■ **Task requirements**
Transcribe the listing below word for word.
# START OF Dataset rows
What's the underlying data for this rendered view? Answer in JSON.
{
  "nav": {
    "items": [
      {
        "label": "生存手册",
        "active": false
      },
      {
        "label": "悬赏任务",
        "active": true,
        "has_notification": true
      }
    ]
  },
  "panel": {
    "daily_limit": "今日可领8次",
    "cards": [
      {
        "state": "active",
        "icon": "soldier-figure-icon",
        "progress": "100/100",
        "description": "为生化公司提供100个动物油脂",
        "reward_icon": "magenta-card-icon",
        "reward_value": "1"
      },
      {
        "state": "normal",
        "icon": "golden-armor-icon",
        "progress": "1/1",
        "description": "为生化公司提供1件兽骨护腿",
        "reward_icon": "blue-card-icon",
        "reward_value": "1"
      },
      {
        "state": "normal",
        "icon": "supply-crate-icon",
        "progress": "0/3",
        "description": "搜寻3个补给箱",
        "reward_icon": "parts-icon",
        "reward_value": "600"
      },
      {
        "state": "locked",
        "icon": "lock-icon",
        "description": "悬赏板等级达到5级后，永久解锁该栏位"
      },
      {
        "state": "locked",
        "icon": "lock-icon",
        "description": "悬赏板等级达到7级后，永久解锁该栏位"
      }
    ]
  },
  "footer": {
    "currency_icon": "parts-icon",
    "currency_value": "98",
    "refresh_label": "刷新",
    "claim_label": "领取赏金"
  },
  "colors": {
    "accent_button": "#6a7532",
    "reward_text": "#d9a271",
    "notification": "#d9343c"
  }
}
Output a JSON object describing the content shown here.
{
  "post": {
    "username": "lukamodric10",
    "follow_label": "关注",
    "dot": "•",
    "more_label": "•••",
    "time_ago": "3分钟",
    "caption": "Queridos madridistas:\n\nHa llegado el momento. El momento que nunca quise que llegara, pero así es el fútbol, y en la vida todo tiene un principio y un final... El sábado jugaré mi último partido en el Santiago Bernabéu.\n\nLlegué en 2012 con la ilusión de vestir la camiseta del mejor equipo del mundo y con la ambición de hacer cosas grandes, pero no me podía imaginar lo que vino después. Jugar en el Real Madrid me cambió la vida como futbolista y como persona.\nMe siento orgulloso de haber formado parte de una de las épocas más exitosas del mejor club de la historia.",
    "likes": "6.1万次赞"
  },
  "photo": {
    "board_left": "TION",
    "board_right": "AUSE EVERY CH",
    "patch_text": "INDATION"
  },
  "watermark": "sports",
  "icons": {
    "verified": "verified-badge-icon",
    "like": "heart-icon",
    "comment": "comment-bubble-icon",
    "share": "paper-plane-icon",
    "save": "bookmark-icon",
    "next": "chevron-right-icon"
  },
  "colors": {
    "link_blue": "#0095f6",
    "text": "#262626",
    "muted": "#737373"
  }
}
# END OF Dataset rows
■ **Result of the exercise**
What's the underlying data for this rendered view? Answer in JSON.
{
  "nav": {
    "items": [
      {
        "label": "生存手册",
        "active": false
      },
      {
        "label": "悬赏任务",
        "active": true,
        "has_notification": true
      }
    ]
  },
  "panel": {
    "daily_limit": "今日可领8次",
    "cards": [
      {
        "state": "active",
        "icon": "soldier-figure-icon",
        "progress": "100/100",
        "description": "为生化公司提供100个动物油脂",
        "reward_icon": "magenta-card-icon",
        "reward_value": "1"
      },
      {
        "state": "normal",
        "icon": "golden-armor-icon",
        "progress": "1/1",
        "description": "为生化公司提供1件兽骨护腿",
        "reward_icon": "blue-card-icon",
        "reward_value": "1"
      },
      {
        "state": "normal",
        "icon": "supply-crate-icon",
        "progress": "0/3",
        "description": "搜寻3个补给箱",
        "reward_icon": "parts-icon",
        "reward_value": "600"
      },
      {
        "state": "locked",
        "icon": "lock-icon",
        "description": "悬赏板等级达到5级后，永久解锁该栏位"
      },
      {
        "state": "locked",
        "icon": "lock-icon",
        "description": "悬赏板等级达到7级后，永久解锁该栏位"
      }
    ]
  },
  "footer": {
    "currency_icon": "parts-icon",
    "currency_value": "98",
    "refresh_label": "刷新",
    "claim_label": "领取赏金"
  },
  "colors": {
    "accent_button": "#6a7532",
    "reward_text": "#d9a271",
    "notification": "#d9343c"
  }
}
Output a JSON object describing the content shown here.
{
  "post": {
    "username": "lukamodric10",
    "follow_label": "关注",
    "dot": "•",
    "more_label": "•••",
    "time_ago": "3分钟",
    "caption": "Queridos madridistas:\n\nHa llegado el momento. El momento que nunca quise que llegara, pero así es el fútbol, y en la vida todo tiene un principio y un final... El sábado jugaré mi último partido en el Santiago Bernabéu.\n\nLlegué en 2012 con la ilusión de vestir la camiseta del mejor equipo del mundo y con la ambición de hacer cosas grandes, pero no me podía imaginar lo que vino después. Jugar en el Real Madrid me cambió la vida como futbolista y como persona.\nMe siento orgulloso de haber formado parte de una de las épocas más exitosas del mejor club de la historia.",
    "likes": "6.1万次赞"
  },
  "photo": {
    "board_left": "TION",
    "board_right": "AUSE EVERY CH",
    "patch_text": "INDATION"
  },
  "watermark": "sports",
  "icons": {
    "verified": "verified-badge-icon",
    "like": "heart-icon",
    "comment": "comment-bubble-icon",
    "share": "paper-plane-icon",
    "save": "bookmark-icon",
    "next": "chevron-right-icon"
  },
  "colors": {
    "link_blue": "#0095f6",
    "text": "#262626",
    "muted": "#737373"
  }
}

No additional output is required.